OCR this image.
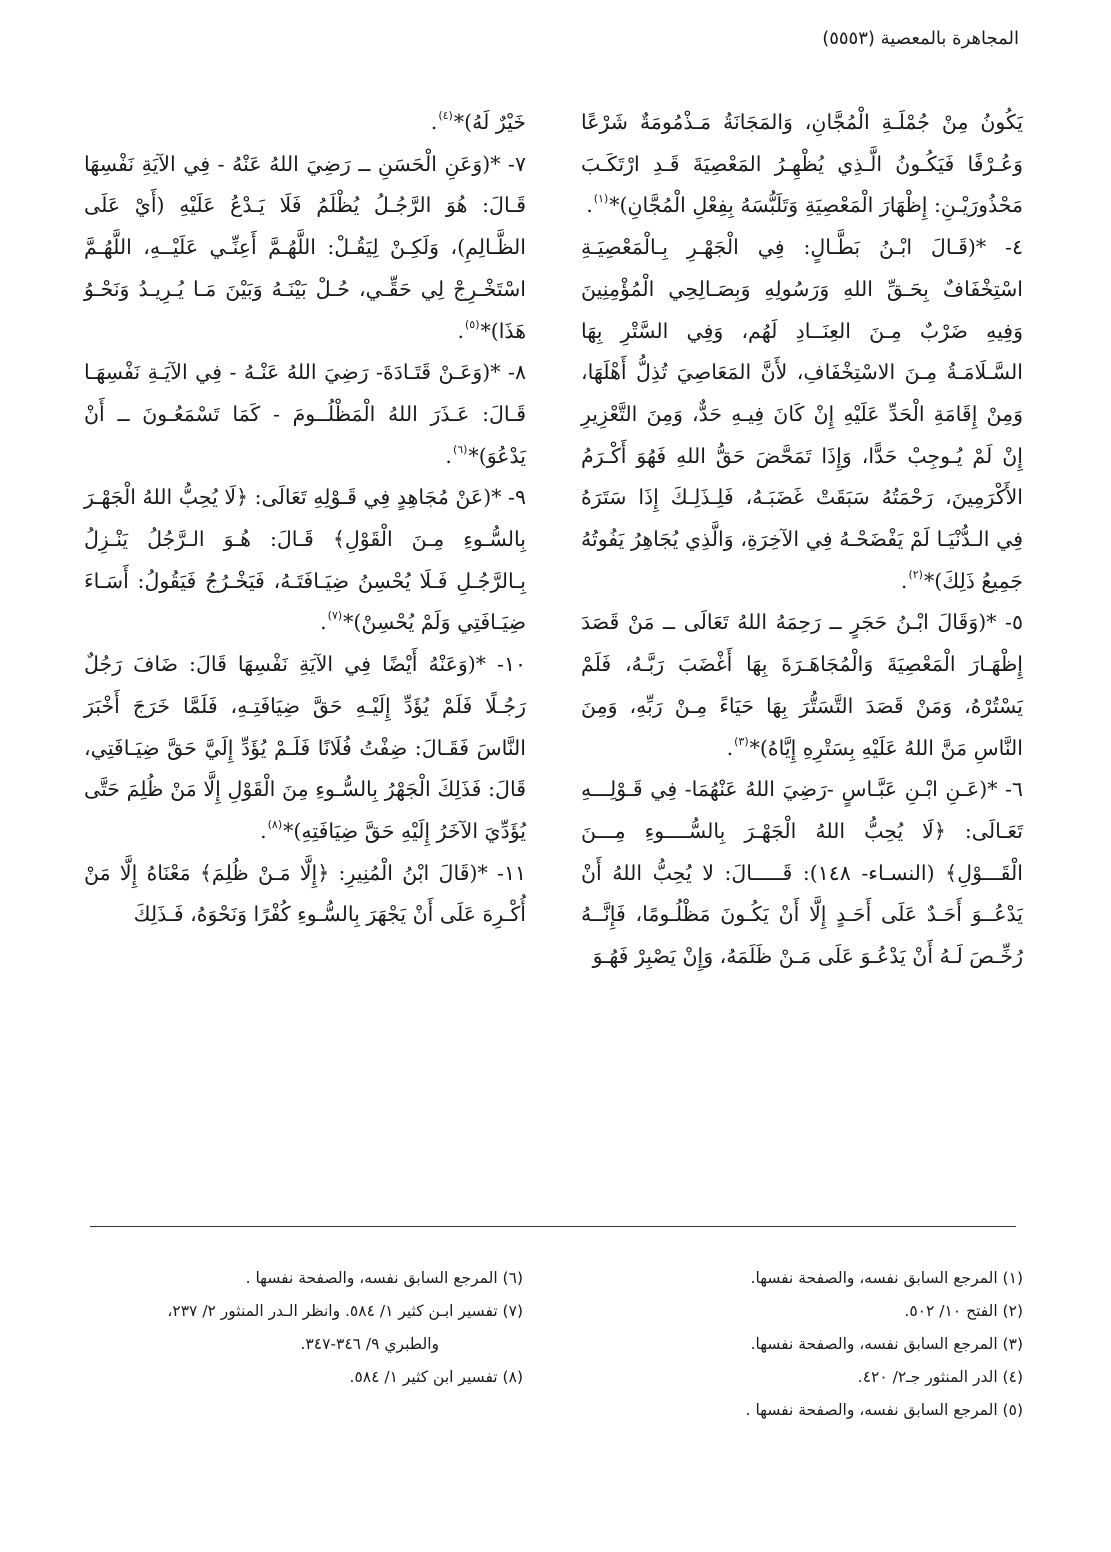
المجاهرة بالمعصية (٥٥٥٣)

يَكُونُ مِنْ جُمْلَـةِ الْمُجَّانِ، وَالمَجَانَةُ مَـذْمُومَةٌ شَرْعًا وَعُـرْفًا فَيَكُـونُ الَّـذِي يُظْهِـرُ المَعْصِيَةَ قَـدِ ارْتَكَـبَ مَحْذُورَيْـنِ: إِظْهَارَ الْمَعْصِيَةِ وَتَلَبُّسَهُ بِفِعْلِ الْمُجَّانِ)*$^{(١)}$.

٤- *(قَـالَ ابْـنُ بَطَّـالٍ: فِي الْجَهْـرِ بِـالْمَعْصِيَـةِ اسْتِخْفَافٌ بِحَـقِّ اللهِ وَرَسُولِهِ وَبِصَـالِحِي الْمُؤْمِنِينَ وَفِيهِ ضَرْبٌ مِـنَ العِنَــادِ لَهُم، وَفِي السَّتْرِ بِهَا السَّـلَامَـةُ مِـنَ الاسْتِخْفَافِ، لأَنَّ المَعَاصِيَ تُذِلُّ أَهْلَهَا، وَمِنْ إِقَامَةِ الْحَدِّ عَلَيْهِ إِنْ كَانَ فِيـهِ حَدٌّ، وَمِنَ التَّعْزِيرِ إِنْ لَمْ يُـوجِبْ حَدًّا، وَإِذَا تَمَحَّضَ حَقُّ اللهِ فَهُوَ أَكْـرَمُ الأَكْرَمِينَ، رَحْمَتُهُ سَبَقَتْ غَضَبَـهُ، فَلِـذَلِـكَ إِذَا سَتَرَهُ فِي الـدُّنْيَـا لَمْ يَفْضَحْـهُ فِي الآخِرَةِ، وَالَّذِي يُجَاهِرُ يَفُوتُهُ جَمِيعُ ذَلِكَ)*$^{(٢)}$.

٥- *(وَقَالَ ابْـنُ حَجَرٍ ــ رَحِمَهُ اللهُ تَعَالَى ــ مَنْ قَصَدَ إِظْهَـارَ الْمَعْصِيَةَ وَالْمُجَاهَـرَةَ بِهَا أَغْضَبَ رَبَّـهُ، فَلَمْ يَسْتُرْهُ، وَمَنْ قَصَدَ التَّسَتُّرَ بِهَا حَيَاءً مِـنْ رَبِّهِ، وَمِنَ النَّاسِ مَنَّ اللهُ عَلَيْهِ بِسَتْرِهِ إِيَّاهُ)*$^{(٣)}$.

٦- *(عَـنِ ابْـنِ عَبَّـاسٍ -رَضِيَ اللهُ عَنْهُمَا- فِي قَـوْلِـــهِ تَعَـالَى: ﴿لَا يُحِبُّ اللهُ الْجَهْـرَ بِالسُّــــوءِ مِـــنَ الْقَـــوْلِ﴾ (النسـاء- ١٤٨): قَـــــالَ: لا يُحِبُّ اللهُ أَنْ يَدْعُــوَ أَحَـدٌ عَلَى أَحَـدٍ إِلَّا أَنْ يَكُـونَ مَظْلُـومًا، فَإِنَّــهُ رُخِّـصَ لَـهُ أَنْ يَدْعُـوَ عَلَى مَـنْ ظَلَمَهُ، وَإِنْ يَصْبِرْ فَهُـوَ

خَيْرٌ لَهُ)*$^{(٤)}$.

٧- *(وَعَنِ الْحَسَنِ ــ رَضِيَ اللهُ عَنْهُ - فِي الآيَةِ نَفْسِهَا قَـالَ: هُوَ الرَّجُـلُ يُظْلَمُ فَلَا يَـدْعُ عَلَيْهِ (أَيْ عَلَى الظَّـالِمِ)، وَلَكِـنْ لِيَقُـلْ: اللَّهُـمَّ أَعِنِّـي عَلَيْــهِ، اللَّهُـمَّ اسْتَخْـرِجْ لِي حَقِّـي، حُـلْ بَيْنَـهُ وَبَيْنَ مَـا يُـرِيـدُ وَنَحْـوُ هَذَا)*$^{(٥)}$.

٨- *(وَعَـنْ قَتَـادَةَ- رَضِيَ اللهُ عَنْـهُ - فِي الآيَـةِ نَفْسِهَـا قَـالَ: عَـذَرَ اللهُ الْمَظْلُــومَ - كَمَا تَسْمَعُـونَ ــ أَنْ يَدْعُوَ)*$^{(٦)}$.

٩- *(عَنْ مُجَاهِدٍ فِي قَـوْلِهِ تَعَالَى: ﴿لَا يُحِبُّ اللهُ الْجَهْـرَ بِالسُّـوءِ مِـنَ الْقَوْلِ﴾ قَـالَ: هُـوَ الـرَّجُلُ يَنْـزِلُ بِـالرَّجُـلِ فَـلَا يُحْسِنُ ضِيَـافَتَـهُ، فَيَخْـرُجُ فَيَقُولُ: أَسَـاءَ ضِيَـافَتِي وَلَمْ يُحْسِنْ)*$^{(٧)}$.

١٠- *(وَعَنْهُ أَيْضًا فِي الآيَةِ نَفْسِهَا قَالَ: ضَافَ رَجُلٌ رَجُـلًا فَلَمْ يُؤَدِّ إِلَيْـهِ حَقَّ ضِيَافَتِـهِ، فَلَمَّا خَرَجَ أَخْبَرَ النَّاسَ فَقَـالَ: ضِفْتُ فُلَانًا فَلَـمْ يُؤَدِّ إِلَيَّ حَقَّ ضِيَـافَتِي، قَالَ: فَذَلِكَ الْجَهْرُ بِالسُّـوءِ مِنَ الْقَوْلِ إِلَّا مَنْ ظُلِمَ حَتَّى يُؤَدِّيَ الآخَرُ إِلَيْهِ حَقَّ ضِيَافَتِهِ)*$^{(٨)}$.

١١- *(قَالَ ابْنُ الْمُنِيرِ: ﴿إِلَّا مَـنْ ظُلِمَ﴾ مَعْنَاهُ إِلَّا مَنْ أُكْـرِهَ عَلَى أَنْ يَجْهَرَ بِالسُّـوءِ كُفْرًا وَنَحْوَهُ، فَـذَلِكَ

(١) المرجع السابق نفسه، والصفحة نفسها.

(٢) الفتح ١٠/ ٥٠٢.

(٣) المرجع السابق نفسه، والصفحة نفسها.

(٤) الدر المنثور جـ٢/ ٤٢٠.

(٥) المرجع السابق نفسه، والصفحة نفسها .

(٦) المرجع السابق نفسه، والصفحة نفسها .

(٧) تفسير ابـن كثير ١/ ٥٨٤. وانظر الـدر المنثور ٢/ ٢٣٧،

والطبري ٩/ ٣٤٦-٣٤٧.

(٨) تفسير ابن كثير ١/ ٥٨٤.
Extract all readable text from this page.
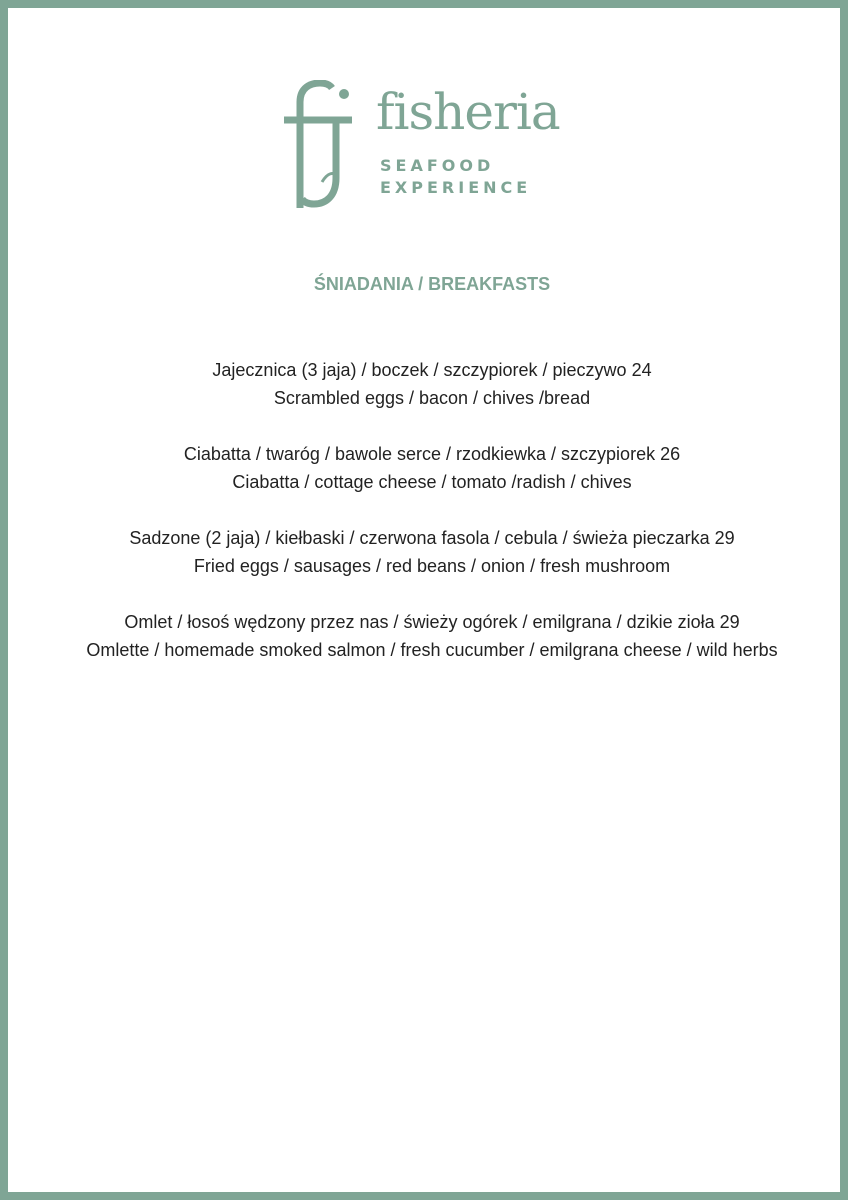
fisheria
SEAFOOD
EXPERIENCE
ŚNIADANIA / BREAKFASTS
Jajecznica (3 jaja) / boczek / szczypiorek / pieczywo 24
Scrambled eggs / bacon / chives /bread
Ciabatta / twaróg / bawole serce / rzodkiewka / szczypiorek 26
Ciabatta / cottage cheese / tomato /radish / chives
Sadzone (2 jaja) / kiełbaski / czerwona fasola / cebula / świeża pieczarka 29
Fried eggs / sausages / red beans / onion / fresh mushroom
Omlet / łosoś wędzony przez nas / świeży ogórek / emilgrana / dzikie zioła 29
Omlette / homemade smoked salmon / fresh cucumber / emilgrana cheese / wild herbs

^^^^

* _PROBLEM TO SOLVE_: Copy out all lines where the word "نفسها" appears.

* _RESPONSE FOR THIS EXERCISE_:
(١) المرجع السابق نفسه، والصفحة نفسها.
(٣) المرجع السابق نفسه، والصفحة نفسها.
(٥) المرجع السابق نفسه، والصفحة نفسها .
(٦) المرجع السابق نفسه، والصفحة نفسها .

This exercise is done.